▸ **Input records**
▶

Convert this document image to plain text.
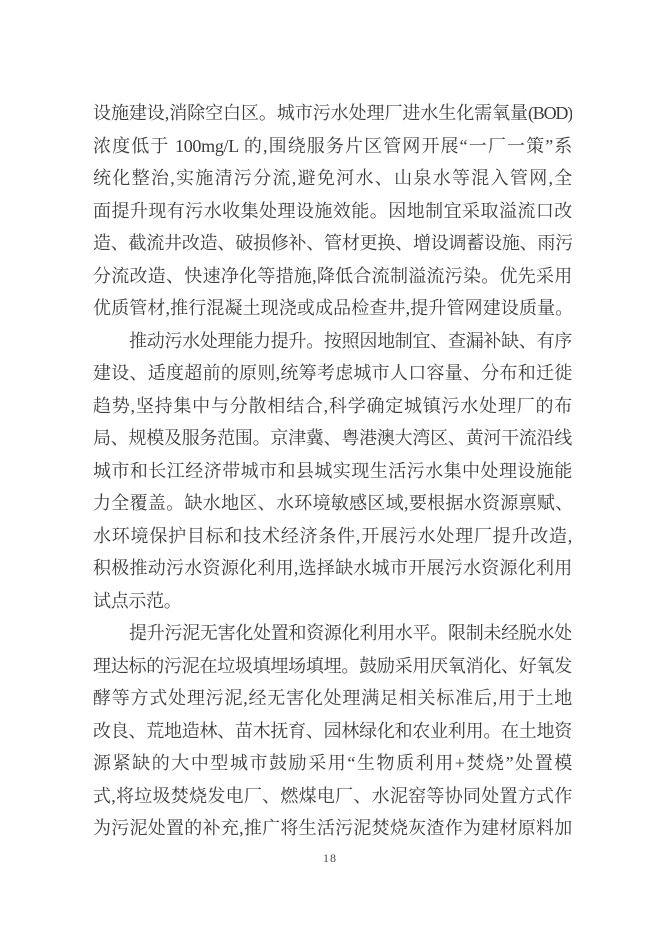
设施建设,消除空白区。城市污水处理厂进水生化需氧量(BOD)
浓度低于 100mg/L 的,围绕服务片区管网开展“一厂一策”系
统化整治,实施清污分流,避免河水、山泉水等混入管网,全
面提升现有污水收集处理设施效能。因地制宜采取溢流口改
造、截流井改造、破损修补、管材更换、增设调蓄设施、雨污
分流改造、快速净化等措施,降低合流制溢流污染。优先采用
优质管材,推行混凝土现浇或成品检查井,提升管网建设质量。
推动污水处理能力提升。按照因地制宜、查漏补缺、有序
建设、适度超前的原则,统筹考虑城市人口容量、分布和迁徙
趋势,坚持集中与分散相结合,科学确定城镇污水处理厂的布
局、规模及服务范围。京津冀、粤港澳大湾区、黄河干流沿线
城市和长江经济带城市和县城实现生活污水集中处理设施能
力全覆盖。缺水地区、水环境敏感区域,要根据水资源禀赋、
水环境保护目标和技术经济条件,开展污水处理厂提升改造,
积极推动污水资源化利用,选择缺水城市开展污水资源化利用
试点示范。
提升污泥无害化处置和资源化利用水平。限制未经脱水处
理达标的污泥在垃圾填埋场填埋。鼓励采用厌氧消化、好氧发
酵等方式处理污泥,经无害化处理满足相关标准后,用于土地
改良、荒地造林、苗木抚育、园林绿化和农业利用。在土地资
源紧缺的大中型城市鼓励采用“生物质利用+焚烧”处置模
式,将垃圾焚烧发电厂、燃煤电厂、水泥窑等协同处置方式作
为污泥处置的补充,推广将生活污泥焚烧灰渣作为建材原料加
18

◀

▸ **Exercise requirements**
Return all of the data exactly as written, and drop the pictures.

▸ **Written response**
Convert this document image to plain text.
设施建设,消除空白区。城市污水处理厂进水生化需氧量(BOD)
浓度低于 100mg/L 的,围绕服务片区管网开展“一厂一策”系
统化整治,实施清污分流,避免河水、山泉水等混入管网,全
面提升现有污水收集处理设施效能。因地制宜采取溢流口改
造、截流井改造、破损修补、管材更换、增设调蓄设施、雨污
分流改造、快速净化等措施,降低合流制溢流污染。优先采用
优质管材,推行混凝土现浇或成品检查井,提升管网建设质量。
推动污水处理能力提升。按照因地制宜、查漏补缺、有序
建设、适度超前的原则,统筹考虑城市人口容量、分布和迁徙
趋势,坚持集中与分散相结合,科学确定城镇污水处理厂的布
局、规模及服务范围。京津冀、粤港澳大湾区、黄河干流沿线
城市和长江经济带城市和县城实现生活污水集中处理设施能
力全覆盖。缺水地区、水环境敏感区域,要根据水资源禀赋、
水环境保护目标和技术经济条件,开展污水处理厂提升改造,
积极推动污水资源化利用,选择缺水城市开展污水资源化利用
试点示范。
提升污泥无害化处置和资源化利用水平。限制未经脱水处
理达标的污泥在垃圾填埋场填埋。鼓励采用厌氧消化、好氧发
酵等方式处理污泥,经无害化处理满足相关标准后,用于土地
改良、荒地造林、苗木抚育、园林绿化和农业利用。在土地资
源紧缺的大中型城市鼓励采用“生物质利用+焚烧”处置模
式,将垃圾焚烧发电厂、燃煤电厂、水泥窑等协同处置方式作
为污泥处置的补充,推广将生活污泥焚烧灰渣作为建材原料加
18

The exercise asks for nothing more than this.